▶ [RECORDED DATA]
BEGIN
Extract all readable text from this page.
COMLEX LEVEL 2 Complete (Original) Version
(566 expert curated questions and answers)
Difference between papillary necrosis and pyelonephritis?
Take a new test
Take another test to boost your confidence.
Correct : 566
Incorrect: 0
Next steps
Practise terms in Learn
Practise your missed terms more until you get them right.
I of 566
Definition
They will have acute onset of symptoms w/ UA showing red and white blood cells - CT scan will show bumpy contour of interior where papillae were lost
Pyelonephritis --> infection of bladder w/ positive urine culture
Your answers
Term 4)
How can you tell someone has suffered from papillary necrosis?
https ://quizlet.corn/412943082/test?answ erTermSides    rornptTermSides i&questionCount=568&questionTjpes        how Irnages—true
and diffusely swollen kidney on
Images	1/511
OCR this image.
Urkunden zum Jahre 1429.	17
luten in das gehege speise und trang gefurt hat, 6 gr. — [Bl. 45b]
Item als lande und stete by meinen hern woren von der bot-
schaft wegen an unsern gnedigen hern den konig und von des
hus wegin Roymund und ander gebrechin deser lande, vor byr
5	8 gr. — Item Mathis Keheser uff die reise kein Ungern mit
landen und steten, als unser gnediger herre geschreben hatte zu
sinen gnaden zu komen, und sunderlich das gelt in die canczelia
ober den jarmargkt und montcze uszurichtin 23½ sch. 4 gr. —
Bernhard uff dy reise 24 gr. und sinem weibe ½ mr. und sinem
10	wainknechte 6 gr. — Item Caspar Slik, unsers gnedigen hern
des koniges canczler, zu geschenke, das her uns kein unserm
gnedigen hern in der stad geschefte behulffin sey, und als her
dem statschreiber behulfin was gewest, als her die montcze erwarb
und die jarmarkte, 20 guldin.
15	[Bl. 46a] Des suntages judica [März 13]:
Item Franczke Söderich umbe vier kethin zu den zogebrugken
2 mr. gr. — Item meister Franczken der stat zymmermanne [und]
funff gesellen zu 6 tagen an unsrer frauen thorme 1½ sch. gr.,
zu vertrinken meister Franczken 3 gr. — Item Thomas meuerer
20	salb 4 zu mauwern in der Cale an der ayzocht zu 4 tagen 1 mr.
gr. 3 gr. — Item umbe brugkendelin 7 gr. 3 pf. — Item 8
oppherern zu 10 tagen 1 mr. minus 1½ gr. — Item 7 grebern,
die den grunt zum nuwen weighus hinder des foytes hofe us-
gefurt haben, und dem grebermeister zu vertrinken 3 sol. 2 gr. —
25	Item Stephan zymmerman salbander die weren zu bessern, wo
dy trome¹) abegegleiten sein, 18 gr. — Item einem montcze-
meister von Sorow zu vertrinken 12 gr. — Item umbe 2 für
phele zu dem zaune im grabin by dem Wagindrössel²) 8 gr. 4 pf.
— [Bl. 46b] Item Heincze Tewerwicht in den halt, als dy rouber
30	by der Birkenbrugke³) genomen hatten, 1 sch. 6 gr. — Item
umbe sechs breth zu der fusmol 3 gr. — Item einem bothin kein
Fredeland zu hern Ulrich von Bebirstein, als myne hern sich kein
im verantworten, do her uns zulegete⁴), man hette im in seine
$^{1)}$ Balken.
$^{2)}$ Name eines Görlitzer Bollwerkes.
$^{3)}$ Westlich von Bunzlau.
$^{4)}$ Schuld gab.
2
END
▶ [WHAT THE TASK ASKS]
Repeat the listing above exactly, keeping every word as it stands.

▶ [ANSWER FOR THIS EXERCISE]
Extract all readable text from this page.
COMLEX LEVEL 2 Complete (Original) Version
(566 expert curated questions and answers)
Difference between papillary necrosis and pyelonephritis?
Take a new test
Take another test to boost your confidence.
Correct : 566
Incorrect: 0
Next steps
Practise terms in Learn
Practise your missed terms more until you get them right.
I of 566
Definition
They will have acute onset of symptoms w/ UA showing red and white blood cells - CT scan will show bumpy contour of interior where papillae were lost
Pyelonephritis --> infection of bladder w/ positive urine culture
Your answers
Term 4)
How can you tell someone has suffered from papillary necrosis?
https ://quizlet.corn/412943082/test?answ erTermSides    rornptTermSides i&questionCount=568&questionTjpes        how Irnages—true
and diffusely swollen kidney on
Images	1/511
OCR this image.
Urkunden zum Jahre 1429.	17
luten in das gehege speise und trang gefurt hat, 6 gr. — [Bl. 45b]
Item als lande und stete by meinen hern woren von der bot-
schaft wegen an unsern gnedigen hern den konig und von des
hus wegin Roymund und ander gebrechin deser lande, vor byr
5	8 gr. — Item Mathis Keheser uff die reise kein Ungern mit
landen und steten, als unser gnediger herre geschreben hatte zu
sinen gnaden zu komen, und sunderlich das gelt in die canczelia
ober den jarmargkt und montcze uszurichtin 23½ sch. 4 gr. —
Bernhard uff dy reise 24 gr. und sinem weibe ½ mr. und sinem
10	wainknechte 6 gr. — Item Caspar Slik, unsers gnedigen hern
des koniges canczler, zu geschenke, das her uns kein unserm
gnedigen hern in der stad geschefte behulffin sey, und als her
dem statschreiber behulfin was gewest, als her die montcze erwarb
und die jarmarkte, 20 guldin.
15	[Bl. 46a] Des suntages judica [März 13]:
Item Franczke Söderich umbe vier kethin zu den zogebrugken
2 mr. gr. — Item meister Franczken der stat zymmermanne [und]
funff gesellen zu 6 tagen an unsrer frauen thorme 1½ sch. gr.,
zu vertrinken meister Franczken 3 gr. — Item Thomas meuerer
20	salb 4 zu mauwern in der Cale an der ayzocht zu 4 tagen 1 mr.
gr. 3 gr. — Item umbe brugkendelin 7 gr. 3 pf. — Item 8
oppherern zu 10 tagen 1 mr. minus 1½ gr. — Item 7 grebern,
die den grunt zum nuwen weighus hinder des foytes hofe us-
gefurt haben, und dem grebermeister zu vertrinken 3 sol. 2 gr. —
25	Item Stephan zymmerman salbander die weren zu bessern, wo
dy trome¹) abegegleiten sein, 18 gr. — Item einem montcze-
meister von Sorow zu vertrinken 12 gr. — Item umbe 2 für
phele zu dem zaune im grabin by dem Wagindrössel²) 8 gr. 4 pf.
— [Bl. 46b] Item Heincze Tewerwicht in den halt, als dy rouber
30	by der Birkenbrugke³) genomen hatten, 1 sch. 6 gr. — Item
umbe sechs breth zu der fusmol 3 gr. — Item einem bothin kein
Fredeland zu hern Ulrich von Bebirstein, als myne hern sich kein
im verantworten, do her uns zulegete⁴), man hette im in seine
$^{1)}$ Balken.
$^{2)}$ Name eines Görlitzer Bollwerkes.
$^{3)}$ Westlich von Bunzlau.
$^{4)}$ Schuld gab.
2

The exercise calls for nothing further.